**TASK PROMPT**
Each line below must be set down exactly; omit any image you find.

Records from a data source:
-----

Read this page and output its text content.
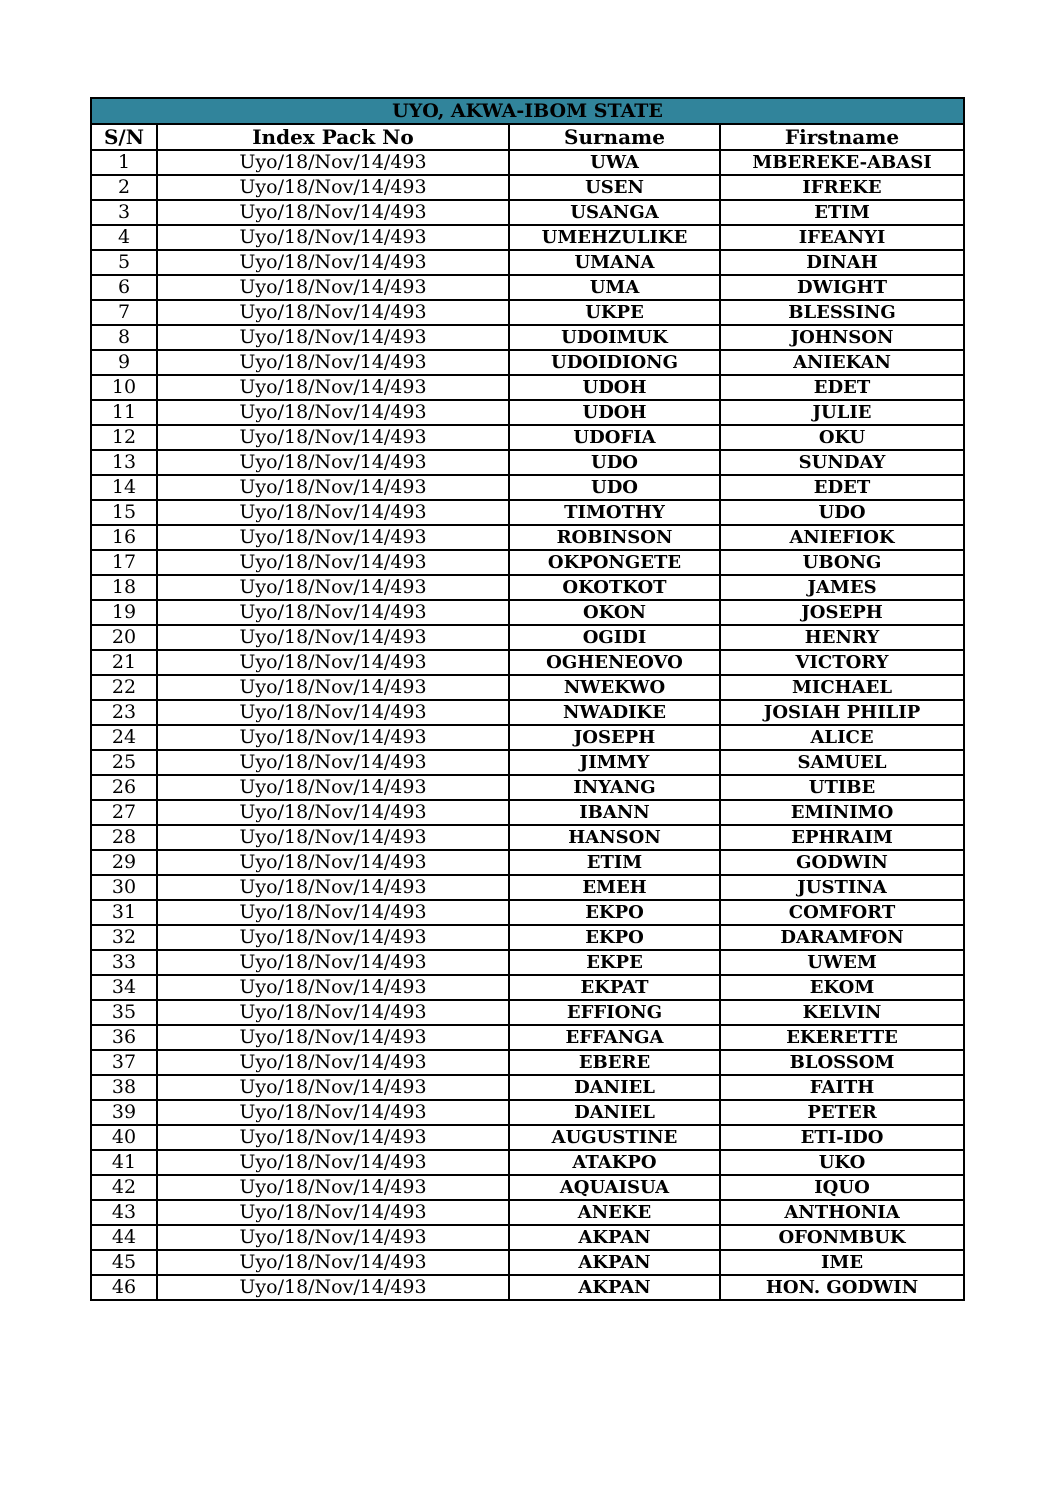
UYO, AKWA-IBOM STATE			
S/N	Index Pack No	Surname	Firstname
1	Uyo/18/Nov/14/493	UWA	MBEREKE-ABASI
2	Uyo/18/Nov/14/493	USEN	IFREKE
3	Uyo/18/Nov/14/493	USANGA	ETIM
4	Uyo/18/Nov/14/493	UMEHZULIKE	IFEANYI
5	Uyo/18/Nov/14/493	UMANA	DINAH
6	Uyo/18/Nov/14/493	UMA	DWIGHT
7	Uyo/18/Nov/14/493	UKPE	BLESSING
8	Uyo/18/Nov/14/493	UDOIMUK	JOHNSON
9	Uyo/18/Nov/14/493	UDOIDIONG	ANIEKAN
10	Uyo/18/Nov/14/493	UDOH	EDET
11	Uyo/18/Nov/14/493	UDOH	JULIE
12	Uyo/18/Nov/14/493	UDOFIA	OKU
13	Uyo/18/Nov/14/493	UDO	SUNDAY
14	Uyo/18/Nov/14/493	UDO	EDET
15	Uyo/18/Nov/14/493	TIMOTHY	UDO
16	Uyo/18/Nov/14/493	ROBINSON	ANIEFIOK
17	Uyo/18/Nov/14/493	OKPONGETE	UBONG
18	Uyo/18/Nov/14/493	OKOTKOT	JAMES
19	Uyo/18/Nov/14/493	OKON	JOSEPH
20	Uyo/18/Nov/14/493	OGIDI	HENRY
21	Uyo/18/Nov/14/493	OGHENEOVO	VICTORY
22	Uyo/18/Nov/14/493	NWEKWO	MICHAEL
23	Uyo/18/Nov/14/493	NWADIKE	JOSIAH PHILIP
24	Uyo/18/Nov/14/493	JOSEPH	ALICE
25	Uyo/18/Nov/14/493	JIMMY	SAMUEL
26	Uyo/18/Nov/14/493	INYANG	UTIBE
27	Uyo/18/Nov/14/493	IBANN	EMINIMO
28	Uyo/18/Nov/14/493	HANSON	EPHRAIM
29	Uyo/18/Nov/14/493	ETIM	GODWIN
30	Uyo/18/Nov/14/493	EMEH	JUSTINA
31	Uyo/18/Nov/14/493	EKPO	COMFORT
32	Uyo/18/Nov/14/493	EKPO	DARAMFON
33	Uyo/18/Nov/14/493	EKPE	UWEM
34	Uyo/18/Nov/14/493	EKPAT	EKOM
35	Uyo/18/Nov/14/493	EFFIONG	KELVIN
36	Uyo/18/Nov/14/493	EFFANGA	EKERETTE
37	Uyo/18/Nov/14/493	EBERE	BLOSSOM
38	Uyo/18/Nov/14/493	DANIEL	FAITH
39	Uyo/18/Nov/14/493	DANIEL	PETER
40	Uyo/18/Nov/14/493	AUGUSTINE	ETI-IDO
41	Uyo/18/Nov/14/493	ATAKPO	UKO
42	Uyo/18/Nov/14/493	AQUAISUA	IQUO
43	Uyo/18/Nov/14/493	ANEKE	ANTHONIA
44	Uyo/18/Nov/14/493	AKPAN	OFONMBUK
45	Uyo/18/Nov/14/493	AKPAN	IME
46	Uyo/18/Nov/14/493	AKPAN	HON. GODWIN
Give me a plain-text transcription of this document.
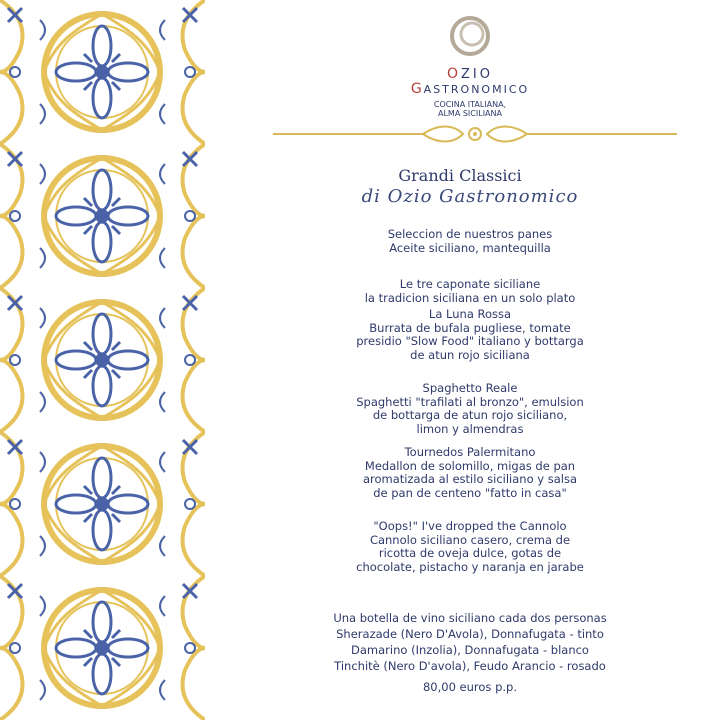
OZIO
GASTRONOMICO
COCINA ITALIANA,
ALMA SICILIANA
Grandi Classici
di Ozio Gastronomico
Seleccion de nuestros panes
Aceite siciliano, mantequilla
Le tre caponate siciliane
la tradicion siciliana en un solo plato
La Luna Rossa
Burrata de bufala pugliese, tomate
presidio "Slow Food" italiano y bottarga
de atun rojo siciliana
Spaghetto Reale
Spaghetti "trafilati al bronzo", emulsion
de bottarga de atun rojo siciliano,
limon y almendras
Tournedos Palermitano
Medallon de solomillo, migas de pan
aromatizada al estilo siciliano y salsa
de pan de centeno "fatto in casa"
"Oops!" I've dropped the Cannolo
Cannolo siciliano casero, crema de
ricotta de oveja dulce, gotas de
chocolate, pistacho y naranja en jarabe
Una botella de vino siciliano cada dos personas
Sherazade (Nero D'Avola), Donnafugata - tinto
Damarino (Inzolia), Donnafugata - blanco
Tinchitè (Nero D'avola), Feudo Arancio - rosado
80,00 euros p.p.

-----

**SOLUTION TO THE PROBLEM**
Read this page and output its text content.
UYO, AKWA-IBOM STATE			
S/N	Index Pack No	Surname	Firstname
1	Uyo/18/Nov/14/493	UWA	MBEREKE-ABASI
2	Uyo/18/Nov/14/493	USEN	IFREKE
3	Uyo/18/Nov/14/493	USANGA	ETIM
4	Uyo/18/Nov/14/493	UMEHZULIKE	IFEANYI
5	Uyo/18/Nov/14/493	UMANA	DINAH
6	Uyo/18/Nov/14/493	UMA	DWIGHT
7	Uyo/18/Nov/14/493	UKPE	BLESSING
8	Uyo/18/Nov/14/493	UDOIMUK	JOHNSON
9	Uyo/18/Nov/14/493	UDOIDIONG	ANIEKAN
10	Uyo/18/Nov/14/493	UDOH	EDET
11	Uyo/18/Nov/14/493	UDOH	JULIE
12	Uyo/18/Nov/14/493	UDOFIA	OKU
13	Uyo/18/Nov/14/493	UDO	SUNDAY
14	Uyo/18/Nov/14/493	UDO	EDET
15	Uyo/18/Nov/14/493	TIMOTHY	UDO
16	Uyo/18/Nov/14/493	ROBINSON	ANIEFIOK
17	Uyo/18/Nov/14/493	OKPONGETE	UBONG
18	Uyo/18/Nov/14/493	OKOTKOT	JAMES
19	Uyo/18/Nov/14/493	OKON	JOSEPH
20	Uyo/18/Nov/14/493	OGIDI	HENRY
21	Uyo/18/Nov/14/493	OGHENEOVO	VICTORY
22	Uyo/18/Nov/14/493	NWEKWO	MICHAEL
23	Uyo/18/Nov/14/493	NWADIKE	JOSIAH PHILIP
24	Uyo/18/Nov/14/493	JOSEPH	ALICE
25	Uyo/18/Nov/14/493	JIMMY	SAMUEL
26	Uyo/18/Nov/14/493	INYANG	UTIBE
27	Uyo/18/Nov/14/493	IBANN	EMINIMO
28	Uyo/18/Nov/14/493	HANSON	EPHRAIM
29	Uyo/18/Nov/14/493	ETIM	GODWIN
30	Uyo/18/Nov/14/493	EMEH	JUSTINA
31	Uyo/18/Nov/14/493	EKPO	COMFORT
32	Uyo/18/Nov/14/493	EKPO	DARAMFON
33	Uyo/18/Nov/14/493	EKPE	UWEM
34	Uyo/18/Nov/14/493	EKPAT	EKOM
35	Uyo/18/Nov/14/493	EFFIONG	KELVIN
36	Uyo/18/Nov/14/493	EFFANGA	EKERETTE
37	Uyo/18/Nov/14/493	EBERE	BLOSSOM
38	Uyo/18/Nov/14/493	DANIEL	FAITH
39	Uyo/18/Nov/14/493	DANIEL	PETER
40	Uyo/18/Nov/14/493	AUGUSTINE	ETI-IDO
41	Uyo/18/Nov/14/493	ATAKPO	UKO
42	Uyo/18/Nov/14/493	AQUAISUA	IQUO
43	Uyo/18/Nov/14/493	ANEKE	ANTHONIA
44	Uyo/18/Nov/14/493	AKPAN	OFONMBUK
45	Uyo/18/Nov/14/493	AKPAN	IME
46	Uyo/18/Nov/14/493	AKPAN	HON. GODWIN
Give me a plain-text transcription of this document.
OZIO
GASTRONOMICO
COCINA ITALIANA,
ALMA SICILIANA
Grandi Classici
di Ozio Gastronomico
Seleccion de nuestros panes
Aceite siciliano, mantequilla
Le tre caponate siciliane
la tradicion siciliana en un solo plato
La Luna Rossa
Burrata de bufala pugliese, tomate
presidio "Slow Food" italiano y bottarga
de atun rojo siciliana
Spaghetto Reale
Spaghetti "trafilati al bronzo", emulsion
de bottarga de atun rojo siciliano,
limon y almendras
Tournedos Palermitano
Medallon de solomillo, migas de pan
aromatizada al estilo siciliano y salsa
de pan de centeno "fatto in casa"
"Oops!" I've dropped the Cannolo
Cannolo siciliano casero, crema de
ricotta de oveja dulce, gotas de
chocolate, pistacho y naranja en jarabe
Una botella de vino siciliano cada dos personas
Sherazade (Nero D'Avola), Donnafugata - tinto
Damarino (Inzolia), Donnafugata - blanco
Tinchitè (Nero D'avola), Feudo Arancio - rosado
80,00 euros p.p.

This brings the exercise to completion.